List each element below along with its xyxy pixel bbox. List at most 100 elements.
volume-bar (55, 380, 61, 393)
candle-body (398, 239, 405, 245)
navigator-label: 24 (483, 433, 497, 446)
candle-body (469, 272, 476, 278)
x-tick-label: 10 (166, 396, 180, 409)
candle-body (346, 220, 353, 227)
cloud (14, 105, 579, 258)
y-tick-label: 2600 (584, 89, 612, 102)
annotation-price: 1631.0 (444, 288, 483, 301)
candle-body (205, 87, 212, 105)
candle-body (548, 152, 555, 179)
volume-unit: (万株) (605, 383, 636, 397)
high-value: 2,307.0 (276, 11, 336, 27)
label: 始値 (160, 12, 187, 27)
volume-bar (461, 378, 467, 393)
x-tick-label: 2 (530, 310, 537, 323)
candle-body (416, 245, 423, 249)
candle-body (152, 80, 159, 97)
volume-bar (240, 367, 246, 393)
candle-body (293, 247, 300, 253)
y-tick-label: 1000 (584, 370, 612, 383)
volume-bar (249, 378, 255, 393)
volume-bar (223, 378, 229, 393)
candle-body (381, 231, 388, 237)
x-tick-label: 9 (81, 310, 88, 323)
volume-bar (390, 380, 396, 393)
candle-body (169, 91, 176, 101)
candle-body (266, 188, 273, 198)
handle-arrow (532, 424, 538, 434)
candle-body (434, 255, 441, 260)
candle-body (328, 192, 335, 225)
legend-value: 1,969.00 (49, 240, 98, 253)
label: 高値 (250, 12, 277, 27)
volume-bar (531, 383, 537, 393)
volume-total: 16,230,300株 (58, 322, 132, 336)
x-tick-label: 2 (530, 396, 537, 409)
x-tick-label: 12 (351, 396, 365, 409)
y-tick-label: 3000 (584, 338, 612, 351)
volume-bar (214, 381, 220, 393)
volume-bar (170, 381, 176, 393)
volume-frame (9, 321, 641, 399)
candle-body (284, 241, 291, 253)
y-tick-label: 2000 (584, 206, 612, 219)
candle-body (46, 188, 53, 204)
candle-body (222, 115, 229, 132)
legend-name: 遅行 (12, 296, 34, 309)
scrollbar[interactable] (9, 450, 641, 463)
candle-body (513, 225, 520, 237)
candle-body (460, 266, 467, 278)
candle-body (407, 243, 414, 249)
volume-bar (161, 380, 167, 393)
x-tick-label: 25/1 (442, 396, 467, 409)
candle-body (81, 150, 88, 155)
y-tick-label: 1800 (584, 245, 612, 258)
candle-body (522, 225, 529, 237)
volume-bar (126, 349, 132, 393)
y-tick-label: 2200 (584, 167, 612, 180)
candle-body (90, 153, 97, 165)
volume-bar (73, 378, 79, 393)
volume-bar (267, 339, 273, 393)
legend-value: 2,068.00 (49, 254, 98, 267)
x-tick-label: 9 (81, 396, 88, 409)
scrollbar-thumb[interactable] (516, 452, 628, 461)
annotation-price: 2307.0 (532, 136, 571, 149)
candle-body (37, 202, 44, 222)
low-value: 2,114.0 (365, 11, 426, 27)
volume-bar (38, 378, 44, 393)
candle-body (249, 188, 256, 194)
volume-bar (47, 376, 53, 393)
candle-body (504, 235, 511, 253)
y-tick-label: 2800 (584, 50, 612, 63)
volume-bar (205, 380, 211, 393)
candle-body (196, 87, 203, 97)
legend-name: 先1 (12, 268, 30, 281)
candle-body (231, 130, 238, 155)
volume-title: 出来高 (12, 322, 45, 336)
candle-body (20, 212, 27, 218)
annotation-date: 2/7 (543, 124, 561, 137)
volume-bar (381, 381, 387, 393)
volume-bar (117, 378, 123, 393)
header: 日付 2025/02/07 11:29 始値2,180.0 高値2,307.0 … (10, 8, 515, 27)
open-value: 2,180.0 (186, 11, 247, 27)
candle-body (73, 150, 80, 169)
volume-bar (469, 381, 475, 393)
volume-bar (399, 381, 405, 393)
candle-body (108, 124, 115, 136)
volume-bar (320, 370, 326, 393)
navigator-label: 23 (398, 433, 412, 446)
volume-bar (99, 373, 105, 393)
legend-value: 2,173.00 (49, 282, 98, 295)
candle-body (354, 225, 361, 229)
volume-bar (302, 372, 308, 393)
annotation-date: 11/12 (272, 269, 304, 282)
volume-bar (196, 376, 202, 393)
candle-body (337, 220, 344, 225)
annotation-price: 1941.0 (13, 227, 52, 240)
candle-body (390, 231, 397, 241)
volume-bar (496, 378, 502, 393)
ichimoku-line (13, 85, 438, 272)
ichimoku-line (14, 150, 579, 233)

# [WHAT IS ASKED]
Pull out every line of the records that contains the string "name". Case counts.

# [WRITTEN RESPONSE]
legend-name: 遅行 (12, 296, 34, 309)
legend-name: 先1 (12, 268, 30, 281)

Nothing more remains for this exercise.